§ TO BE DONE: From the listing below, pull out the lines that hold "value".

----------

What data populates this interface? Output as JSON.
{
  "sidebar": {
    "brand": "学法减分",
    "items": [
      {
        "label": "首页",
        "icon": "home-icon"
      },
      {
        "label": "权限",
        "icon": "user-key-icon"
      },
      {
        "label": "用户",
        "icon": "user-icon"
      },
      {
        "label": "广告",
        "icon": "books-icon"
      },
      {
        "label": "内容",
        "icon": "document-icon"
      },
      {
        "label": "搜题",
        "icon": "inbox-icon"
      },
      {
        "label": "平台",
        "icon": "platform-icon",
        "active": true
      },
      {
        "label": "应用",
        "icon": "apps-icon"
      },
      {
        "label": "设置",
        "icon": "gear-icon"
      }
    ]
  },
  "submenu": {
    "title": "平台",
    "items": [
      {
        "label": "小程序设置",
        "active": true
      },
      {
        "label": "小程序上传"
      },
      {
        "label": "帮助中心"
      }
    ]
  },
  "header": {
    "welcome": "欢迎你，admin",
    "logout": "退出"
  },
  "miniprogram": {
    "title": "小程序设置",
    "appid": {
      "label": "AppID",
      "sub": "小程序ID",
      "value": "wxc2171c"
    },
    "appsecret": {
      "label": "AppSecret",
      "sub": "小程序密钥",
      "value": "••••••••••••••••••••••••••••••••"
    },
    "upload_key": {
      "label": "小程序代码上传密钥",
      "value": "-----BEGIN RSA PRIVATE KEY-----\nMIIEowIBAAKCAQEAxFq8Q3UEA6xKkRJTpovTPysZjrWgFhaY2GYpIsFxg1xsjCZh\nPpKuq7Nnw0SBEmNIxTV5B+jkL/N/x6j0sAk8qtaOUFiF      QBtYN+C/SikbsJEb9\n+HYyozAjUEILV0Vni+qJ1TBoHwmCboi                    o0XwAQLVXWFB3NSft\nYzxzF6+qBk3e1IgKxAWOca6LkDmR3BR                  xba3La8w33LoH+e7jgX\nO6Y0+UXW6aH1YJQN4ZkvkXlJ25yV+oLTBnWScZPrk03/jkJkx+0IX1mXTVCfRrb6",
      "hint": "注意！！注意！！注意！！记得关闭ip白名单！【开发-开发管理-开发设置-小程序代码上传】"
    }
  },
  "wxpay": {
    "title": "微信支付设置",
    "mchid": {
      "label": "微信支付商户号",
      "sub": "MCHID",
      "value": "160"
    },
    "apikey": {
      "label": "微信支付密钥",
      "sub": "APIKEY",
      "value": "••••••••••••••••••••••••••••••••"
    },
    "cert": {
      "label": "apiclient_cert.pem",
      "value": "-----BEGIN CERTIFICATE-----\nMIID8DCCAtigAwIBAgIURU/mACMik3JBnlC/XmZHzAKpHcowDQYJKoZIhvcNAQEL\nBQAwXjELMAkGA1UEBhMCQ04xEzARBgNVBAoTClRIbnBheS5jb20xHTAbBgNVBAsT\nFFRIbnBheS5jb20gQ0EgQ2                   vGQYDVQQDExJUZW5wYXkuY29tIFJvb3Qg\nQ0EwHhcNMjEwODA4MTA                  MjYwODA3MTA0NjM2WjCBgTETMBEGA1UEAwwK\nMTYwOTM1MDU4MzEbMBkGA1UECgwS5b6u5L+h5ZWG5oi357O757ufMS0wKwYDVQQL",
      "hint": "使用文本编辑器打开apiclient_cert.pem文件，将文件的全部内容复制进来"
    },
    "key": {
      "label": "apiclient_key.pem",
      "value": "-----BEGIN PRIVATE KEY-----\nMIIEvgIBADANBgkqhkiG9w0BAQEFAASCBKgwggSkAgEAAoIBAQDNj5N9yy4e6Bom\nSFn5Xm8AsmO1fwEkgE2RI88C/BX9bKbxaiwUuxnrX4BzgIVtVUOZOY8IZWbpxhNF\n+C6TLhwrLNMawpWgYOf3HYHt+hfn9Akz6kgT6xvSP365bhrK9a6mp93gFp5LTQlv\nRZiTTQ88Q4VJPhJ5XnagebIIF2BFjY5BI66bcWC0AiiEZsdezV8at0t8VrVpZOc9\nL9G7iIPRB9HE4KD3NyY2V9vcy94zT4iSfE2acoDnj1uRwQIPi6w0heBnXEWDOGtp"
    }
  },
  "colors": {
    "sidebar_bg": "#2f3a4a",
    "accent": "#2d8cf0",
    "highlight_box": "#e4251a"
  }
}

----------

§ EXPECTED ANSWER:
      "value": "wxc2171c"
      "value": "••••••••••••••••••••••••••••••••"
      "value": "-----BEGIN RSA PRIVATE KEY-----\nMIIEowIBAAKCAQEAxFq8Q3UEA6xKkRJTpovTPysZjrWgFhaY2GYpIsFxg1xsjCZh\nPpKuq7Nnw0SBEmNIxTV5B+jkL/N/x6j0sAk8qtaOUFiF      QBtYN+C/SikbsJEb9\n+HYyozAjUEILV0Vni+qJ1TBoHwmCboi                    o0XwAQLVXWFB3NSft\nYzxzF6+qBk3e1IgKxAWOca6LkDmR3BR                  xba3La8w33LoH+e7jgX\nO6Y0+UXW6aH1YJQN4ZkvkXlJ25yV+oLTBnWScZPrk03/jkJkx+0IX1mXTVCfRrb6",
      "value": "160"
      "value": "••••••••••••••••••••••••••••••••"
      "value": "-----BEGIN CERTIFICATE-----\nMIID8DCCAtigAwIBAgIURU/mACMik3JBnlC/XmZHzAKpHcowDQYJKoZIhvcNAQEL\nBQAwXjELMAkGA1UEBhMCQ04xEzARBgNVBAoTClRIbnBheS5jb20xHTAbBgNVBAsT\nFFRIbnBheS5jb20gQ0EgQ2                   vGQYDVQQDExJUZW5wYXkuY29tIFJvb3Qg\nQ0EwHhcNMjEwODA4MTA                  MjYwODA3MTA0NjM2WjCBgTETMBEGA1UEAwwK\nMTYwOTM1MDU4MzEbMBkGA1UECgwS5b6u5L+h5ZWG5oi357O757ufMS0wKwYDVQQL",
      "value": "-----BEGIN PRIVATE KEY-----\nMIIEvgIBADANBgkqhkiG9w0BAQEFAASCBKgwggSkAgEAAoIBAQDNj5N9yy4e6Bom\nSFn5Xm8AsmO1fwEkgE2RI88C/BX9bKbxaiwUuxnrX4BzgIVtVUOZOY8IZWbpxhNF\n+C6TLhwrLNMawpWgYOf3HYHt+hfn9Akz6kgT6xvSP365bhrK9a6mp93gFp5LTQlv\nRZiTTQ88Q4VJPhJ5XnagebIIF2BFjY5BI66bcWC0AiiEZsdezV8at0t8VrVpZOc9\nL9G7iIPRB9HE4KD3NyY2V9vcy94zT4iSfE2acoDnj1uRwQIPi6w0heBnXEWDOGtp"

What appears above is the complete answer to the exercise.